■ The task ■
Your task is to copy each line that has the word "xlabel".

■ Data ■
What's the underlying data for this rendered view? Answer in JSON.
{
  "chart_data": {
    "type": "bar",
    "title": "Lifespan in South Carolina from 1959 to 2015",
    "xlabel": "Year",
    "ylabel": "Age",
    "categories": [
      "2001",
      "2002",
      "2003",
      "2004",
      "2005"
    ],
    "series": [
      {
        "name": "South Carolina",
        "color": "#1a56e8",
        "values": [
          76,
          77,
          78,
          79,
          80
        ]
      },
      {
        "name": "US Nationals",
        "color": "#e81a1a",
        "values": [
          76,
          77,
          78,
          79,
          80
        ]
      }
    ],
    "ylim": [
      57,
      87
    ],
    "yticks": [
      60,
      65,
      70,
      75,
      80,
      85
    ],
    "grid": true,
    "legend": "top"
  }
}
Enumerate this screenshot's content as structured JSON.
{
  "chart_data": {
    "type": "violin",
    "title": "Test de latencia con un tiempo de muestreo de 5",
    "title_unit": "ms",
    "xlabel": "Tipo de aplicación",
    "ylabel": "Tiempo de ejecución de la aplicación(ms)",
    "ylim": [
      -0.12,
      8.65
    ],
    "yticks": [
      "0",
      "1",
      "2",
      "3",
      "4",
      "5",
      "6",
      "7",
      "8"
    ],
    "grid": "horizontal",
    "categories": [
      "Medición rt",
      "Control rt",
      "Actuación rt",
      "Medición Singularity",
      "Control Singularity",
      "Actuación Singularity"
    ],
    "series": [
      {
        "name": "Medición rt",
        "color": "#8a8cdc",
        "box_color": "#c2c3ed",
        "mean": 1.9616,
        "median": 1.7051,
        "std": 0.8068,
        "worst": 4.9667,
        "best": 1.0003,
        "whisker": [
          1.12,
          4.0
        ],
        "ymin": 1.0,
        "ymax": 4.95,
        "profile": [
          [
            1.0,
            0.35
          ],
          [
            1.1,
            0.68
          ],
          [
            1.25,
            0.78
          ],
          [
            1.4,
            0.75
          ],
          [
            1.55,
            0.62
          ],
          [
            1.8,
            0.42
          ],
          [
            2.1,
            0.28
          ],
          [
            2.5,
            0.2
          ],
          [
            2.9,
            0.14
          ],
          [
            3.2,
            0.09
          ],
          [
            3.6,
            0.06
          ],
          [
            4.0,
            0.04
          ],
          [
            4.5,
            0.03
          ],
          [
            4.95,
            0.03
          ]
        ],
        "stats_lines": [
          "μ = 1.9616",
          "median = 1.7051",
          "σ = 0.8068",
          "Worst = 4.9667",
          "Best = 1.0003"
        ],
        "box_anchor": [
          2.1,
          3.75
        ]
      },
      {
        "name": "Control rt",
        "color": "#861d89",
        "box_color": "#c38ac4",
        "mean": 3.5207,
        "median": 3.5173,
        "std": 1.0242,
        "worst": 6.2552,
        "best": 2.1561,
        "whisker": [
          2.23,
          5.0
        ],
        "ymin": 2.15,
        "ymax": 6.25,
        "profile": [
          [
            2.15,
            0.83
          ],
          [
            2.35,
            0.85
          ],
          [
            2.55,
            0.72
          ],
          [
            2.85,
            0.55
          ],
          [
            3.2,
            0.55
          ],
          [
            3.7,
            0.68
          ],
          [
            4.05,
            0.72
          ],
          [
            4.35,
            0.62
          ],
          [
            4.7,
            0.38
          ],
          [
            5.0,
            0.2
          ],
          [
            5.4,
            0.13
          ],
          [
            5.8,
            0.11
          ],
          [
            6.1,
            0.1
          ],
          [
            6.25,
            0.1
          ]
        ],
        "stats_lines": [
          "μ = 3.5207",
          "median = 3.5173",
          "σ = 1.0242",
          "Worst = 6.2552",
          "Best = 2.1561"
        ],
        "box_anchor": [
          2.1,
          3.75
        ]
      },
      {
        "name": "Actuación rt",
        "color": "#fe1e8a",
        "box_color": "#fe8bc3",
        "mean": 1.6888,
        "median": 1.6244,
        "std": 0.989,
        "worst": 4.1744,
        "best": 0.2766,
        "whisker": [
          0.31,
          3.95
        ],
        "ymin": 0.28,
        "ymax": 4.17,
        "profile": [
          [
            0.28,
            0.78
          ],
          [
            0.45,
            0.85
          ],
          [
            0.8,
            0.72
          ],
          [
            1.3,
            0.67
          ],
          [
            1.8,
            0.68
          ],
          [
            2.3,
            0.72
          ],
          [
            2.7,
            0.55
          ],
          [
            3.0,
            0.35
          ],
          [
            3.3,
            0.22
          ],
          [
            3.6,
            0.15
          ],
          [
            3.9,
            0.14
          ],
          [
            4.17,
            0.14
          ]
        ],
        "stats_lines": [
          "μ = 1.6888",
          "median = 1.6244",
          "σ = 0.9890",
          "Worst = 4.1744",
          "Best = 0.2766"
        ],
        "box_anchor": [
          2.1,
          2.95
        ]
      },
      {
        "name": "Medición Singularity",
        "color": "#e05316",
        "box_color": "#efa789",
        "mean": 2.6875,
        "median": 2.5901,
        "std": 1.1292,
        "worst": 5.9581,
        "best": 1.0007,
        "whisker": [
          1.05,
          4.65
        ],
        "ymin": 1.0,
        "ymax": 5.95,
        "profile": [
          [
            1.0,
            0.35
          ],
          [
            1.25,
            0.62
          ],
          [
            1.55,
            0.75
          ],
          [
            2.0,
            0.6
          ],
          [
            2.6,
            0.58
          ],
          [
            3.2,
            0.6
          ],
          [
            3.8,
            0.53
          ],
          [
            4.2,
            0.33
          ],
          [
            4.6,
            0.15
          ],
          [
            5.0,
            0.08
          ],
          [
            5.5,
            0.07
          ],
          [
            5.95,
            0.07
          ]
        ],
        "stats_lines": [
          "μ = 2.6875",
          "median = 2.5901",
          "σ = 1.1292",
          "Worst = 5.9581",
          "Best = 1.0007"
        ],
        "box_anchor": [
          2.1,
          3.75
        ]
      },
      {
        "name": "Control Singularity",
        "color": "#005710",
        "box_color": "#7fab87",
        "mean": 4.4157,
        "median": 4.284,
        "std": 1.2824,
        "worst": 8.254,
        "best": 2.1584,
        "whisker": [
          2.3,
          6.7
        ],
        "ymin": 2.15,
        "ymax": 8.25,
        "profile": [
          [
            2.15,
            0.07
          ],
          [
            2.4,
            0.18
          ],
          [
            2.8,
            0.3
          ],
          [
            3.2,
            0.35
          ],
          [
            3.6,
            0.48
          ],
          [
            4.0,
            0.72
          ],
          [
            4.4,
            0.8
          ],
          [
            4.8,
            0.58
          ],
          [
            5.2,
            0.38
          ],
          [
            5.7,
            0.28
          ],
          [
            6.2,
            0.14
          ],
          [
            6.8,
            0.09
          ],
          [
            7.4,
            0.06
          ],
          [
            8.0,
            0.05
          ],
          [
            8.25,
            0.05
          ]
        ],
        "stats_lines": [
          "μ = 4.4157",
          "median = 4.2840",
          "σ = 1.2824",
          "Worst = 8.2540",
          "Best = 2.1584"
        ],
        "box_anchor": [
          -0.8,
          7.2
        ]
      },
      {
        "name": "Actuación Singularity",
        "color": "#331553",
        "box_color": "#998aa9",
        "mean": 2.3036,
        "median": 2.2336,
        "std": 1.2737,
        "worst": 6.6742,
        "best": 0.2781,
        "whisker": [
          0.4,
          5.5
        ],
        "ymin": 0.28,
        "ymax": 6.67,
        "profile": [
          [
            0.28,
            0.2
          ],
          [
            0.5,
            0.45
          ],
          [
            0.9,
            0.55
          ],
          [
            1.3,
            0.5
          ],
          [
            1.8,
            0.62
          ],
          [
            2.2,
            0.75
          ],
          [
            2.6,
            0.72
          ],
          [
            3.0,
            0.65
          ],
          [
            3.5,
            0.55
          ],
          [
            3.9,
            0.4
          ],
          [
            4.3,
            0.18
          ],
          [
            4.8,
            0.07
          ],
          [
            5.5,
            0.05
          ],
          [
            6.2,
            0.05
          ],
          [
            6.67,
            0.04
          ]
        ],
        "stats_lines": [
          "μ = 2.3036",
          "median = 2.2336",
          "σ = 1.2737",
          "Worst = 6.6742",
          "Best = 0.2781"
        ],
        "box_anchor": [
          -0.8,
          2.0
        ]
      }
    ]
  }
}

■ Solution to the exercise ■
    "xlabel": "Year",
    "xlabel": "Tipo de aplicación",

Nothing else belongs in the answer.